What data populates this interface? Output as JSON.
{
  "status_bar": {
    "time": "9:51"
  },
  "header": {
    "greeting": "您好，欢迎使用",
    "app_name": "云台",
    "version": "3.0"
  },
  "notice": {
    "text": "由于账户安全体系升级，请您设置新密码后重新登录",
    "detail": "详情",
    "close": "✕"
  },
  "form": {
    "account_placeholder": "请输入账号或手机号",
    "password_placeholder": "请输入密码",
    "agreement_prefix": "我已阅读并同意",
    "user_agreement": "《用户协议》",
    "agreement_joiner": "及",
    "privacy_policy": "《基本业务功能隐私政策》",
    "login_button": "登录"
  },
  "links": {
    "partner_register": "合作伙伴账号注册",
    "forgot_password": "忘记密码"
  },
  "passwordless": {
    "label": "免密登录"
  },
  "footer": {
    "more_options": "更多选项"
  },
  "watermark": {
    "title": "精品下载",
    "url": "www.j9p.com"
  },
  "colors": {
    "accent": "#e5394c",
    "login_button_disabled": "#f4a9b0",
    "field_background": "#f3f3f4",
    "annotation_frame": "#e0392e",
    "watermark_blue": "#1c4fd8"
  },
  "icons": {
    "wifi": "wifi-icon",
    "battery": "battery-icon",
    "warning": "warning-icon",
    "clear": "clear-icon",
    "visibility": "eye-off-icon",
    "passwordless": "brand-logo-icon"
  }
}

Stated exercise – Every entry should be printed again exactly as it stands.

Answer to the exercise –
What data populates this interface? Output as JSON.
{
  "status_bar": {
    "time": "9:51"
  },
  "header": {
    "greeting": "您好，欢迎使用",
    "app_name": "云台",
    "version": "3.0"
  },
  "notice": {
    "text": "由于账户安全体系升级，请您设置新密码后重新登录",
    "detail": "详情",
    "close": "✕"
  },
  "form": {
    "account_placeholder": "请输入账号或手机号",
    "password_placeholder": "请输入密码",
    "agreement_prefix": "我已阅读并同意",
    "user_agreement": "《用户协议》",
    "agreement_joiner": "及",
    "privacy_policy": "《基本业务功能隐私政策》",
    "login_button": "登录"
  },
  "links": {
    "partner_register": "合作伙伴账号注册",
    "forgot_password": "忘记密码"
  },
  "passwordless": {
    "label": "免密登录"
  },
  "footer": {
    "more_options": "更多选项"
  },
  "watermark": {
    "title": "精品下载",
    "url": "www.j9p.com"
  },
  "colors": {
    "accent": "#e5394c",
    "login_button_disabled": "#f4a9b0",
    "field_background": "#f3f3f4",
    "annotation_frame": "#e0392e",
    "watermark_blue": "#1c4fd8"
  },
  "icons": {
    "wifi": "wifi-icon",
    "battery": "battery-icon",
    "warning": "warning-icon",
    "clear": "clear-icon",
    "visibility": "eye-off-icon",
    "passwordless": "brand-logo-icon"
  }
}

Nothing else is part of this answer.